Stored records

□ □ □ □ □

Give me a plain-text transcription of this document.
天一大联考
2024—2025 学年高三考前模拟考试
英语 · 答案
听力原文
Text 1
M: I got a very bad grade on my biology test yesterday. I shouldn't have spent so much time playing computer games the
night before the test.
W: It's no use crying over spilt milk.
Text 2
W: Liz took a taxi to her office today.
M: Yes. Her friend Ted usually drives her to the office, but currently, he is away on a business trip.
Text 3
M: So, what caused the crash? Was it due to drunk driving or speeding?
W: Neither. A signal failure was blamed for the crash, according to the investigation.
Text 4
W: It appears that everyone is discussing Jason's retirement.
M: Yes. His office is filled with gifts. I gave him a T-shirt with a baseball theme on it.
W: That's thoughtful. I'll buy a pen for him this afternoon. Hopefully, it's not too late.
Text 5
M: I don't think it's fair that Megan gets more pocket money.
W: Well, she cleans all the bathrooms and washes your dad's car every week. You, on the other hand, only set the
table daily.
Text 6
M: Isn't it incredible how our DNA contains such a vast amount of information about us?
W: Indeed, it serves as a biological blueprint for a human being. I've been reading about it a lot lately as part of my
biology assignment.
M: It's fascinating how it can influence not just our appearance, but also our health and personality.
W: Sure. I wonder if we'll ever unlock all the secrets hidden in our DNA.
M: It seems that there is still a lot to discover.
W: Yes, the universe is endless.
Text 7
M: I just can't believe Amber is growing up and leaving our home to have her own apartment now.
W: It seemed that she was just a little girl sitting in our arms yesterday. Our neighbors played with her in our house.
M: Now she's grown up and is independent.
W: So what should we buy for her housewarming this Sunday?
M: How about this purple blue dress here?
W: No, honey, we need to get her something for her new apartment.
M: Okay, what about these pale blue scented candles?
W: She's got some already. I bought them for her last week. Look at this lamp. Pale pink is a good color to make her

□ □ □ □ □

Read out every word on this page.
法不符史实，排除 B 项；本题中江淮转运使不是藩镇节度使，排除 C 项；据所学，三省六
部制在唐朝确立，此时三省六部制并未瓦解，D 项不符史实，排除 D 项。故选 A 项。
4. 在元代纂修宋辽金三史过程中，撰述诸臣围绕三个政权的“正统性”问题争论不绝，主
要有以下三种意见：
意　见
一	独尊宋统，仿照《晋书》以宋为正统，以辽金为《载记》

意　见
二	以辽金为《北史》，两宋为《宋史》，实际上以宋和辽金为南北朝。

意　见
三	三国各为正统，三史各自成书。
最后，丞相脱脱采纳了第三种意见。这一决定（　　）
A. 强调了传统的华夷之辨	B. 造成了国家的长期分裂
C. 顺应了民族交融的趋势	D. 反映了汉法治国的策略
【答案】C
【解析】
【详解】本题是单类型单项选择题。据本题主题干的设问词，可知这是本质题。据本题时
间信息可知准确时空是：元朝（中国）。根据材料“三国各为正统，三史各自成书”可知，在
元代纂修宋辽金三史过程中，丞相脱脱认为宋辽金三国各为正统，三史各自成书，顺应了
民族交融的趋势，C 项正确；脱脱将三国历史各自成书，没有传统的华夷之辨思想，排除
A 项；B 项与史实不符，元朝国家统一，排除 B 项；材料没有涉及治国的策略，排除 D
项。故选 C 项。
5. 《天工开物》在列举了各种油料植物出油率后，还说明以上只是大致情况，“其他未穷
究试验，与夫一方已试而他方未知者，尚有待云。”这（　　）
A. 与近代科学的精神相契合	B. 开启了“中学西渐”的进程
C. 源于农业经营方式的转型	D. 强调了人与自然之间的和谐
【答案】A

□ □ □ □ □

* _THE REQUEST_:
In the material above, find the lines that contain "yesterday" and show them.

* _WRITTEN SOLUTION_:
M: I got a very bad grade on my biology test yesterday. I shouldn't have spent so much time playing computer games the
W: It seemed that she was just a little girl sitting in our arms yesterday. Our neighbors played with her in our house.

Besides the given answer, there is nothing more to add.